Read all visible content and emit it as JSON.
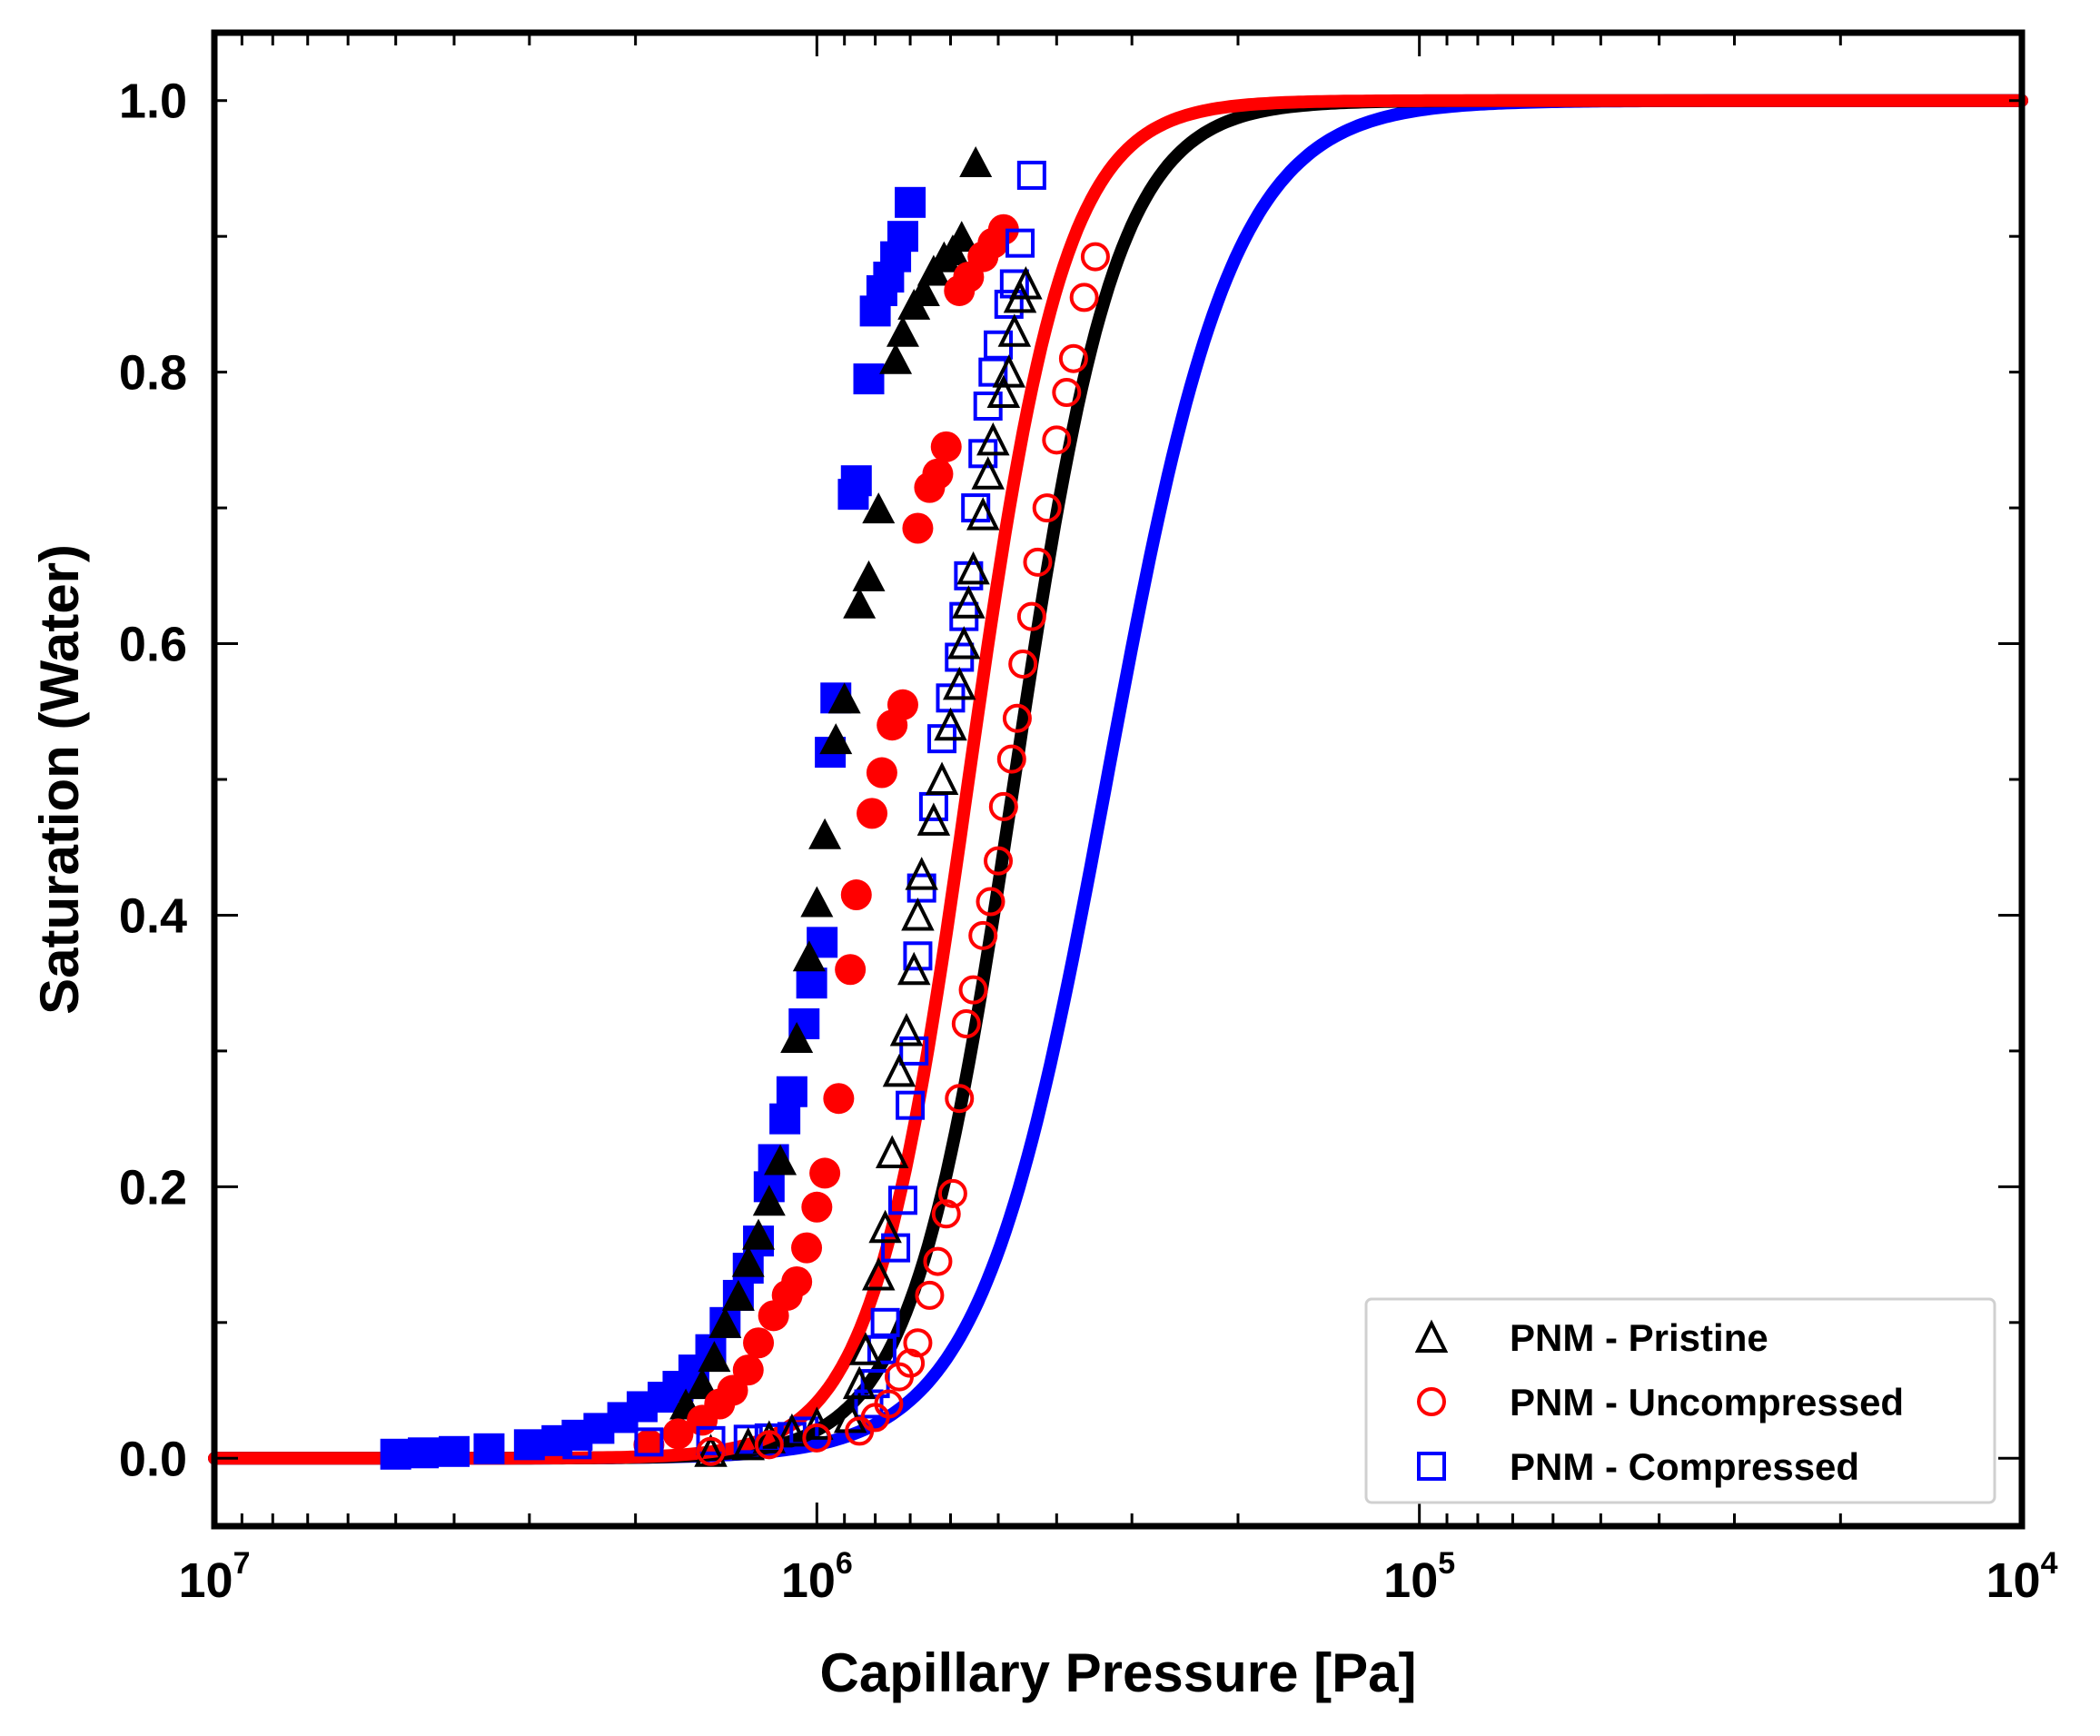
{
  "chart_data": {
    "type": "scatter",
    "xlabel": "Capillary Pressure [Pa]",
    "ylabel": "Saturation (Water)",
    "xscale": "log",
    "xaxis_reversed": true,
    "xlim": [
      10000000,
      10000
    ],
    "ylim": [
      -0.05,
      1.05
    ],
    "x_ticks": [
      {
        "base": "10",
        "exp": "7",
        "value": 10000000
      },
      {
        "base": "10",
        "exp": "6",
        "value": 1000000
      },
      {
        "base": "10",
        "exp": "5",
        "value": 100000
      },
      {
        "base": "10",
        "exp": "4",
        "value": 10000
      }
    ],
    "y_ticks": [
      "0.0",
      "0.2",
      "0.4",
      "0.6",
      "0.8",
      "1.0"
    ],
    "grid": false,
    "legend_position": "lower right",
    "legend": [
      {
        "label": "PNM - Pristine",
        "marker": "triangle-open",
        "color": "#000000"
      },
      {
        "label": "PNM - Uncompressed",
        "marker": "circle-open",
        "color": "#ff0000"
      },
      {
        "label": "PNM - Compressed",
        "marker": "square-open",
        "color": "#0000ff"
      }
    ],
    "curves": [
      {
        "color": "#0000ff",
        "p50": 330000,
        "width": 0.105
      },
      {
        "color": "#000000",
        "p50": 470000,
        "width": 0.085
      },
      {
        "color": "#ff0000",
        "p50": 560000,
        "width": 0.08
      }
    ],
    "series": [
      {
        "marker": "square-filled",
        "color": "#0000ff",
        "points": [
          [
            5000000,
            0.003
          ],
          [
            4500000,
            0.004
          ],
          [
            4000000,
            0.005
          ],
          [
            3500000,
            0.007
          ],
          [
            3000000,
            0.01
          ],
          [
            2700000,
            0.013
          ],
          [
            2500000,
            0.017
          ],
          [
            2300000,
            0.022
          ],
          [
            2100000,
            0.03
          ],
          [
            1950000,
            0.038
          ],
          [
            1800000,
            0.045
          ],
          [
            1700000,
            0.053
          ],
          [
            1600000,
            0.065
          ],
          [
            1500000,
            0.08
          ],
          [
            1420000,
            0.1
          ],
          [
            1350000,
            0.12
          ],
          [
            1300000,
            0.14
          ],
          [
            1250000,
            0.16
          ],
          [
            1200000,
            0.2
          ],
          [
            1180000,
            0.22
          ],
          [
            1130000,
            0.25
          ],
          [
            1100000,
            0.27
          ],
          [
            1050000,
            0.32
          ],
          [
            1020000,
            0.35
          ],
          [
            980000,
            0.38
          ],
          [
            950000,
            0.52
          ],
          [
            930000,
            0.56
          ],
          [
            870000,
            0.71
          ],
          [
            860000,
            0.72
          ],
          [
            820000,
            0.795
          ],
          [
            800000,
            0.845
          ],
          [
            780000,
            0.86
          ],
          [
            760000,
            0.87
          ],
          [
            740000,
            0.885
          ],
          [
            720000,
            0.9
          ],
          [
            700000,
            0.925
          ]
        ]
      },
      {
        "marker": "triangle-filled",
        "color": "#000000",
        "points": [
          [
            1650000,
            0.04
          ],
          [
            1550000,
            0.055
          ],
          [
            1480000,
            0.075
          ],
          [
            1420000,
            0.1
          ],
          [
            1350000,
            0.12
          ],
          [
            1300000,
            0.145
          ],
          [
            1250000,
            0.165
          ],
          [
            1200000,
            0.19
          ],
          [
            1150000,
            0.22
          ],
          [
            1080000,
            0.31
          ],
          [
            1030000,
            0.37
          ],
          [
            1000000,
            0.41
          ],
          [
            970000,
            0.46
          ],
          [
            930000,
            0.53
          ],
          [
            900000,
            0.56
          ],
          [
            850000,
            0.63
          ],
          [
            820000,
            0.65
          ],
          [
            790000,
            0.7
          ],
          [
            740000,
            0.81
          ],
          [
            720000,
            0.83
          ],
          [
            690000,
            0.85
          ],
          [
            665000,
            0.86
          ],
          [
            640000,
            0.875
          ],
          [
            615000,
            0.885
          ],
          [
            595000,
            0.89
          ],
          [
            575000,
            0.9
          ],
          [
            545000,
            0.955
          ]
        ]
      },
      {
        "marker": "circle-filled",
        "color": "#ff0000",
        "points": [
          [
            1900000,
            0.01
          ],
          [
            1700000,
            0.018
          ],
          [
            1550000,
            0.028
          ],
          [
            1450000,
            0.04
          ],
          [
            1380000,
            0.05
          ],
          [
            1300000,
            0.065
          ],
          [
            1250000,
            0.085
          ],
          [
            1180000,
            0.105
          ],
          [
            1120000,
            0.12
          ],
          [
            1080000,
            0.13
          ],
          [
            1040000,
            0.155
          ],
          [
            1000000,
            0.185
          ],
          [
            970000,
            0.21
          ],
          [
            920000,
            0.265
          ],
          [
            880000,
            0.36
          ],
          [
            860000,
            0.415
          ],
          [
            810000,
            0.475
          ],
          [
            780000,
            0.505
          ],
          [
            750000,
            0.54
          ],
          [
            720000,
            0.555
          ],
          [
            680000,
            0.685
          ],
          [
            650000,
            0.715
          ],
          [
            630000,
            0.725
          ],
          [
            610000,
            0.745
          ],
          [
            580000,
            0.86
          ],
          [
            560000,
            0.87
          ],
          [
            530000,
            0.885
          ],
          [
            510000,
            0.895
          ],
          [
            490000,
            0.905
          ]
        ]
      },
      {
        "marker": "square-open",
        "color": "#0000ff",
        "points": [
          [
            2500000,
            0.01
          ],
          [
            1900000,
            0.012
          ],
          [
            1500000,
            0.013
          ],
          [
            1300000,
            0.014
          ],
          [
            1200000,
            0.015
          ],
          [
            1100000,
            0.016
          ],
          [
            1050000,
            0.02
          ],
          [
            820000,
            0.04
          ],
          [
            800000,
            0.055
          ],
          [
            780000,
            0.08
          ],
          [
            770000,
            0.1
          ],
          [
            740000,
            0.155
          ],
          [
            720000,
            0.19
          ],
          [
            700000,
            0.26
          ],
          [
            690000,
            0.3
          ],
          [
            680000,
            0.37
          ],
          [
            670000,
            0.42
          ],
          [
            640000,
            0.48
          ],
          [
            620000,
            0.53
          ],
          [
            600000,
            0.56
          ],
          [
            580000,
            0.59
          ],
          [
            570000,
            0.62
          ],
          [
            560000,
            0.65
          ],
          [
            545000,
            0.7
          ],
          [
            530000,
            0.74
          ],
          [
            520000,
            0.775
          ],
          [
            510000,
            0.8
          ],
          [
            500000,
            0.82
          ],
          [
            480000,
            0.85
          ],
          [
            470000,
            0.865
          ],
          [
            460000,
            0.895
          ],
          [
            440000,
            0.945
          ]
        ]
      },
      {
        "marker": "triangle-open",
        "color": "#000000",
        "points": [
          [
            1500000,
            0.005
          ],
          [
            1300000,
            0.01
          ],
          [
            1200000,
            0.015
          ],
          [
            1100000,
            0.02
          ],
          [
            1000000,
            0.025
          ],
          [
            880000,
            0.03
          ],
          [
            850000,
            0.055
          ],
          [
            830000,
            0.08
          ],
          [
            790000,
            0.135
          ],
          [
            770000,
            0.17
          ],
          [
            750000,
            0.225
          ],
          [
            730000,
            0.285
          ],
          [
            710000,
            0.315
          ],
          [
            690000,
            0.36
          ],
          [
            680000,
            0.4
          ],
          [
            670000,
            0.43
          ],
          [
            640000,
            0.47
          ],
          [
            620000,
            0.5
          ],
          [
            600000,
            0.54
          ],
          [
            580000,
            0.57
          ],
          [
            570000,
            0.6
          ],
          [
            560000,
            0.63
          ],
          [
            550000,
            0.655
          ],
          [
            530000,
            0.695
          ],
          [
            520000,
            0.725
          ],
          [
            510000,
            0.75
          ],
          [
            490000,
            0.785
          ],
          [
            480000,
            0.8
          ],
          [
            470000,
            0.83
          ],
          [
            460000,
            0.855
          ],
          [
            450000,
            0.865
          ]
        ]
      },
      {
        "marker": "circle-open",
        "color": "#ff0000",
        "points": [
          [
            1500000,
            0.005
          ],
          [
            1200000,
            0.01
          ],
          [
            1000000,
            0.015
          ],
          [
            850000,
            0.02
          ],
          [
            800000,
            0.03
          ],
          [
            760000,
            0.04
          ],
          [
            730000,
            0.06
          ],
          [
            700000,
            0.07
          ],
          [
            680000,
            0.085
          ],
          [
            650000,
            0.12
          ],
          [
            630000,
            0.145
          ],
          [
            610000,
            0.18
          ],
          [
            595000,
            0.195
          ],
          [
            580000,
            0.265
          ],
          [
            565000,
            0.32
          ],
          [
            550000,
            0.345
          ],
          [
            530000,
            0.385
          ],
          [
            515000,
            0.41
          ],
          [
            500000,
            0.44
          ],
          [
            490000,
            0.48
          ],
          [
            475000,
            0.515
          ],
          [
            465000,
            0.545
          ],
          [
            455000,
            0.585
          ],
          [
            440000,
            0.62
          ],
          [
            430000,
            0.66
          ],
          [
            415000,
            0.7
          ],
          [
            400000,
            0.75
          ],
          [
            385000,
            0.785
          ],
          [
            375000,
            0.81
          ],
          [
            360000,
            0.855
          ],
          [
            345000,
            0.885
          ]
        ]
      }
    ]
  }
}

------------------------------------------------------------------------

» WORK TO DO
Count the lines of these entries that hold the string "value", and give only that number.

» OUTPUT BELOW
4